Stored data

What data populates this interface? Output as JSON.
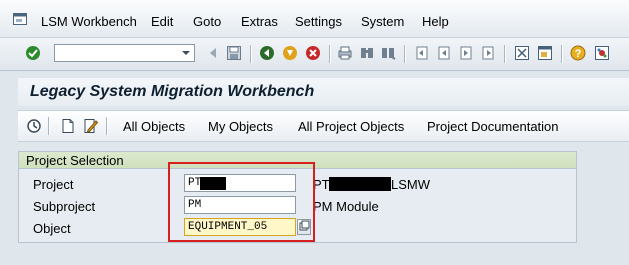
{
  "menu": {
    "items": [
      "LSM Workbench",
      "Edit",
      "Goto",
      "Extras",
      "Settings",
      "System",
      "Help"
    ]
  },
  "toolbar": {
    "command_field_value": "",
    "icons": [
      "enter-icon",
      "save-icon",
      "back-icon",
      "exit-icon",
      "cancel-icon",
      "print-icon",
      "find-icon",
      "find-next-icon",
      "first-page-icon",
      "previous-page-icon",
      "next-page-icon",
      "last-page-icon",
      "new-session-icon",
      "shortcut-icon",
      "help-icon",
      "customize-layout-icon"
    ]
  },
  "title": "Legacy System Migration Workbench",
  "app_toolbar": {
    "buttons": [
      "All Objects",
      "My Objects",
      "All Project Objects",
      "Project Documentation"
    ]
  },
  "group": {
    "title": "Project Selection",
    "rows": [
      {
        "label": "Project",
        "value": "PT",
        "description_prefix": "PT",
        "description_suffix": "LSMW"
      },
      {
        "label": "Subproject",
        "value": "PM",
        "description": "PM Module"
      },
      {
        "label": "Object",
        "value": "EQUIPMENT_05"
      }
    ]
  },
  "colors": {
    "highlight_border": "#d62020",
    "active_field": "#fff7c8"
  }
}
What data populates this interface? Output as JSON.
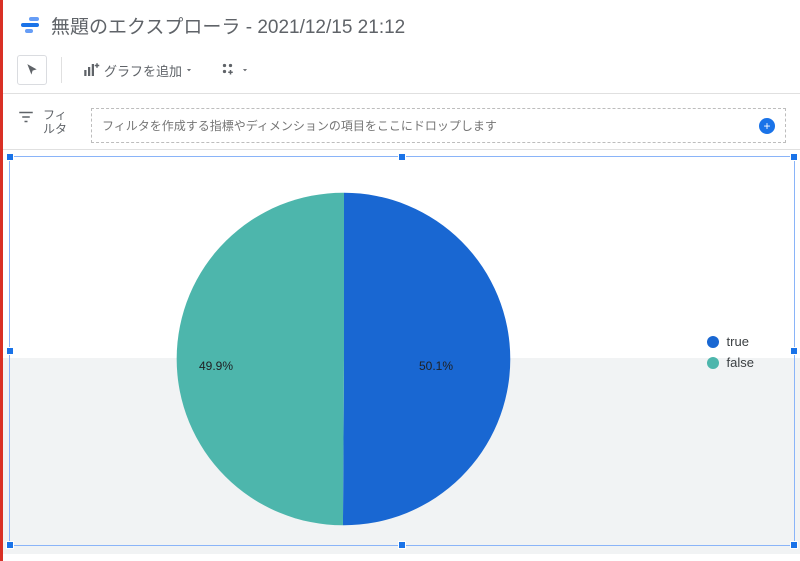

• WRITTEN TASK: Check every line of the material for the string "Workbench" and give the number of lines that have it, without anything else.

• CORRECT RESPONSE: 2